* START PROVIDED DATA *
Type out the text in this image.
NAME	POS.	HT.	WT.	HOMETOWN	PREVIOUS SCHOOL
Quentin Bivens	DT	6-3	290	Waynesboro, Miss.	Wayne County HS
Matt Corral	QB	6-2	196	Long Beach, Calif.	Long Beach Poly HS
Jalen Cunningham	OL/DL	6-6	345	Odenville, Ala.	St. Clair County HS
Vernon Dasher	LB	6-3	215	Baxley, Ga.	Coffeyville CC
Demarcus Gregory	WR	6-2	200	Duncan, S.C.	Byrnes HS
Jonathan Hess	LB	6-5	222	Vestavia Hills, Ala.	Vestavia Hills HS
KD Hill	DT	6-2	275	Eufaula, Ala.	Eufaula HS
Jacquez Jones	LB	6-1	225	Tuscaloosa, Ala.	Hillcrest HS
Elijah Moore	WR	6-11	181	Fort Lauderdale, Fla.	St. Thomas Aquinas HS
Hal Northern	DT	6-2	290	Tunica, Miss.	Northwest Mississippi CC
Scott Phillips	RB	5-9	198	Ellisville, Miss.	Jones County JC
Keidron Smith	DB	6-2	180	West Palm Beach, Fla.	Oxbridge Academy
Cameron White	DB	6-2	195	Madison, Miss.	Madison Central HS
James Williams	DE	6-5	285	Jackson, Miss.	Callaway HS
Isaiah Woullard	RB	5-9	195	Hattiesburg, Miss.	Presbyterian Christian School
* END PROVIDED DATA *
The full set of records should be duplicated exactly.

Type out the text in this image.
NAME	POS.	HT.	WT.	HOMETOWN	PREVIOUS SCHOOL
Quentin Bivens	DT	6-3	290	Waynesboro, Miss.	Wayne County HS
Matt Corral	QB	6-2	196	Long Beach, Calif.	Long Beach Poly HS
Jalen Cunningham	OL/DL	6-6	345	Odenville, Ala.	St. Clair County HS
Vernon Dasher	LB	6-3	215	Baxley, Ga.	Coffeyville CC
Demarcus Gregory	WR	6-2	200	Duncan, S.C.	Byrnes HS
Jonathan Hess	LB	6-5	222	Vestavia Hills, Ala.	Vestavia Hills HS
KD Hill	DT	6-2	275	Eufaula, Ala.	Eufaula HS
Jacquez Jones	LB	6-1	225	Tuscaloosa, Ala.	Hillcrest HS
Elijah Moore	WR	6-11	181	Fort Lauderdale, Fla.	St. Thomas Aquinas HS
Hal Northern	DT	6-2	290	Tunica, Miss.	Northwest Mississippi CC
Scott Phillips	RB	5-9	198	Ellisville, Miss.	Jones County JC
Keidron Smith	DB	6-2	180	West Palm Beach, Fla.	Oxbridge Academy
Cameron White	DB	6-2	195	Madison, Miss.	Madison Central HS
James Williams	DE	6-5	285	Jackson, Miss.	Callaway HS
Isaiah Woullard	RB	5-9	195	Hattiesburg, Miss.	Presbyterian Christian School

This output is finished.